§ **REQUEST**:
Reproduce each line of the material precisely.
------ INPUT MATERIAL
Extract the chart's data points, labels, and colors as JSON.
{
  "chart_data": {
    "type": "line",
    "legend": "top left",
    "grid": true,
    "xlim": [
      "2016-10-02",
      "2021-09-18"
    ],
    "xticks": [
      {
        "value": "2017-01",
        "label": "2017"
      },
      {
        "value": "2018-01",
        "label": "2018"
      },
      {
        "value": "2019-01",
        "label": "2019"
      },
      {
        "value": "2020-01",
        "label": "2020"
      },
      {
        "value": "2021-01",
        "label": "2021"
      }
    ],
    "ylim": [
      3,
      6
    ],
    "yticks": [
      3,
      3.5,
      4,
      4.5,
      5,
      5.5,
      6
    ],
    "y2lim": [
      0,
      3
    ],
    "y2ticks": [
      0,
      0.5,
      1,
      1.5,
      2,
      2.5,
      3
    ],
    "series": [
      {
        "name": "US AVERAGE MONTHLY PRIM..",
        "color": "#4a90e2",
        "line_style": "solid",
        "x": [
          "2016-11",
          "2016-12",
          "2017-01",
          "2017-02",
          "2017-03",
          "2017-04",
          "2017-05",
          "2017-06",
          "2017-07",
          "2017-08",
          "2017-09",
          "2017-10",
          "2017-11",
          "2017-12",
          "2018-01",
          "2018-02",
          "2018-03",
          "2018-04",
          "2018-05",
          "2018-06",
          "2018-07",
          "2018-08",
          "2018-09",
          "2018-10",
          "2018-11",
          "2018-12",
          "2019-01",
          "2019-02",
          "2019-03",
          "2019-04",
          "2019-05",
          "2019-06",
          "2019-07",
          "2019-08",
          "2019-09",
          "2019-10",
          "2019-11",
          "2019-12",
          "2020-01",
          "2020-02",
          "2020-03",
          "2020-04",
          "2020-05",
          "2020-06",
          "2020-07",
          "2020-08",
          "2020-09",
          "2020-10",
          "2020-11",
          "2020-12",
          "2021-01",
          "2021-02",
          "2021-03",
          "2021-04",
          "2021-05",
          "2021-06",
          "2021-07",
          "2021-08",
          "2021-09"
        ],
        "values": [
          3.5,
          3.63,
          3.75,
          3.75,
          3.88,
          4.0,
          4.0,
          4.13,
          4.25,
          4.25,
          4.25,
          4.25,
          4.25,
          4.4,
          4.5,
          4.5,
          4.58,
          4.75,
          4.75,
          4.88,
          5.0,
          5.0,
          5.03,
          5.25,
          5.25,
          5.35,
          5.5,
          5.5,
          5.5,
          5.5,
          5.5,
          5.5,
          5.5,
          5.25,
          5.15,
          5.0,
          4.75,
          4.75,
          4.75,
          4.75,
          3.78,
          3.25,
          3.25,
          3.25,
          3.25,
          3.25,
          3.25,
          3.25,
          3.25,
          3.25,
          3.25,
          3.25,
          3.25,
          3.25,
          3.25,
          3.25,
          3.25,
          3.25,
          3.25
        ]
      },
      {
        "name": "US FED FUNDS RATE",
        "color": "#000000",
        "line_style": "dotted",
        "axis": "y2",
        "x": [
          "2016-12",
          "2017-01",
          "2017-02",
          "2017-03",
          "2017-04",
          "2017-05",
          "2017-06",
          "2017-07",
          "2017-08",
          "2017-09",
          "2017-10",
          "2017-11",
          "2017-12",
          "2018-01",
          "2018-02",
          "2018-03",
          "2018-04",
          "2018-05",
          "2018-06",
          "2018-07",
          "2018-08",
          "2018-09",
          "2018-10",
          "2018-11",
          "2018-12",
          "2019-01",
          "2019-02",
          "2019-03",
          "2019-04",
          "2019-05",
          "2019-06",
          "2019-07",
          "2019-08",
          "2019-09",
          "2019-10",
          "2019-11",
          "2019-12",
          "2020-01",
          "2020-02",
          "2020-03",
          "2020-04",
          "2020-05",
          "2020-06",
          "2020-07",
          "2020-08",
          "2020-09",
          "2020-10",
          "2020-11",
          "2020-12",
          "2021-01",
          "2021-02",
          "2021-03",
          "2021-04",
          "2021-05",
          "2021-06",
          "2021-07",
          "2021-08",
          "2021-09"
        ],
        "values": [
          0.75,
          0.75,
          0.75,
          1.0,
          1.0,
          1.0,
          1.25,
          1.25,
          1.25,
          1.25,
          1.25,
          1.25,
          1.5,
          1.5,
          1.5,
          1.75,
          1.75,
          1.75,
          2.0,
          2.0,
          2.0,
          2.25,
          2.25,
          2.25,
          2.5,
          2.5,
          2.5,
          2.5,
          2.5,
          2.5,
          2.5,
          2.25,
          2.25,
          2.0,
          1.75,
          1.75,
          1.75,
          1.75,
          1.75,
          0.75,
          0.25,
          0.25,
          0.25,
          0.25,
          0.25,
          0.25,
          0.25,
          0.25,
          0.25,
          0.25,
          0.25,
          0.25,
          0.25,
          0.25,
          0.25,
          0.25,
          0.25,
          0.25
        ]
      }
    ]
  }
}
------------
§ **FULL RESPONSE**:
Extract the chart's data points, labels, and colors as JSON.
{
  "chart_data": {
    "type": "line",
    "legend": "top left",
    "grid": true,
    "xlim": [
      "2016-10-02",
      "2021-09-18"
    ],
    "xticks": [
      {
        "value": "2017-01",
        "label": "2017"
      },
      {
        "value": "2018-01",
        "label": "2018"
      },
      {
        "value": "2019-01",
        "label": "2019"
      },
      {
        "value": "2020-01",
        "label": "2020"
      },
      {
        "value": "2021-01",
        "label": "2021"
      }
    ],
    "ylim": [
      3,
      6
    ],
    "yticks": [
      3,
      3.5,
      4,
      4.5,
      5,
      5.5,
      6
    ],
    "y2lim": [
      0,
      3
    ],
    "y2ticks": [
      0,
      0.5,
      1,
      1.5,
      2,
      2.5,
      3
    ],
    "series": [
      {
        "name": "US AVERAGE MONTHLY PRIM..",
        "color": "#4a90e2",
        "line_style": "solid",
        "x": [
          "2016-11",
          "2016-12",
          "2017-01",
          "2017-02",
          "2017-03",
          "2017-04",
          "2017-05",
          "2017-06",
          "2017-07",
          "2017-08",
          "2017-09",
          "2017-10",
          "2017-11",
          "2017-12",
          "2018-01",
          "2018-02",
          "2018-03",
          "2018-04",
          "2018-05",
          "2018-06",
          "2018-07",
          "2018-08",
          "2018-09",
          "2018-10",
          "2018-11",
          "2018-12",
          "2019-01",
          "2019-02",
          "2019-03",
          "2019-04",
          "2019-05",
          "2019-06",
          "2019-07",
          "2019-08",
          "2019-09",
          "2019-10",
          "2019-11",
          "2019-12",
          "2020-01",
          "2020-02",
          "2020-03",
          "2020-04",
          "2020-05",
          "2020-06",
          "2020-07",
          "2020-08",
          "2020-09",
          "2020-10",
          "2020-11",
          "2020-12",
          "2021-01",
          "2021-02",
          "2021-03",
          "2021-04",
          "2021-05",
          "2021-06",
          "2021-07",
          "2021-08",
          "2021-09"
        ],
        "values": [
          3.5,
          3.63,
          3.75,
          3.75,
          3.88,
          4.0,
          4.0,
          4.13,
          4.25,
          4.25,
          4.25,
          4.25,
          4.25,
          4.4,
          4.5,
          4.5,
          4.58,
          4.75,
          4.75,
          4.88,
          5.0,
          5.0,
          5.03,
          5.25,
          5.25,
          5.35,
          5.5,
          5.5,
          5.5,
          5.5,
          5.5,
          5.5,
          5.5,
          5.25,
          5.15,
          5.0,
          4.75,
          4.75,
          4.75,
          4.75,
          3.78,
          3.25,
          3.25,
          3.25,
          3.25,
          3.25,
          3.25,
          3.25,
          3.25,
          3.25,
          3.25,
          3.25,
          3.25,
          3.25,
          3.25,
          3.25,
          3.25,
          3.25,
          3.25
        ]
      },
      {
        "name": "US FED FUNDS RATE",
        "color": "#000000",
        "line_style": "dotted",
        "axis": "y2",
        "x": [
          "2016-12",
          "2017-01",
          "2017-02",
          "2017-03",
          "2017-04",
          "2017-05",
          "2017-06",
          "2017-07",
          "2017-08",
          "2017-09",
          "2017-10",
          "2017-11",
          "2017-12",
          "2018-01",
          "2018-02",
          "2018-03",
          "2018-04",
          "2018-05",
          "2018-06",
          "2018-07",
          "2018-08",
          "2018-09",
          "2018-10",
          "2018-11",
          "2018-12",
          "2019-01",
          "2019-02",
          "2019-03",
          "2019-04",
          "2019-05",
          "2019-06",
          "2019-07",
          "2019-08",
          "2019-09",
          "2019-10",
          "2019-11",
          "2019-12",
          "2020-01",
          "2020-02",
          "2020-03",
          "2020-04",
          "2020-05",
          "2020-06",
          "2020-07",
          "2020-08",
          "2020-09",
          "2020-10",
          "2020-11",
          "2020-12",
          "2021-01",
          "2021-02",
          "2021-03",
          "2021-04",
          "2021-05",
          "2021-06",
          "2021-07",
          "2021-08",
          "2021-09"
        ],
        "values": [
          0.75,
          0.75,
          0.75,
          1.0,
          1.0,
          1.0,
          1.25,
          1.25,
          1.25,
          1.25,
          1.25,
          1.25,
          1.5,
          1.5,
          1.5,
          1.75,
          1.75,
          1.75,
          2.0,
          2.0,
          2.0,
          2.25,
          2.25,
          2.25,
          2.5,
          2.5,
          2.5,
          2.5,
          2.5,
          2.5,
          2.5,
          2.25,
          2.25,
          2.0,
          1.75,
          1.75,
          1.75,
          1.75,
          1.75,
          0.75,
          0.25,
          0.25,
          0.25,
          0.25,
          0.25,
          0.25,
          0.25,
          0.25,
          0.25,
          0.25,
          0.25,
          0.25,
          0.25,
          0.25,
          0.25,
          0.25,
          0.25,
          0.25
        ]
      }
    ]
  }
}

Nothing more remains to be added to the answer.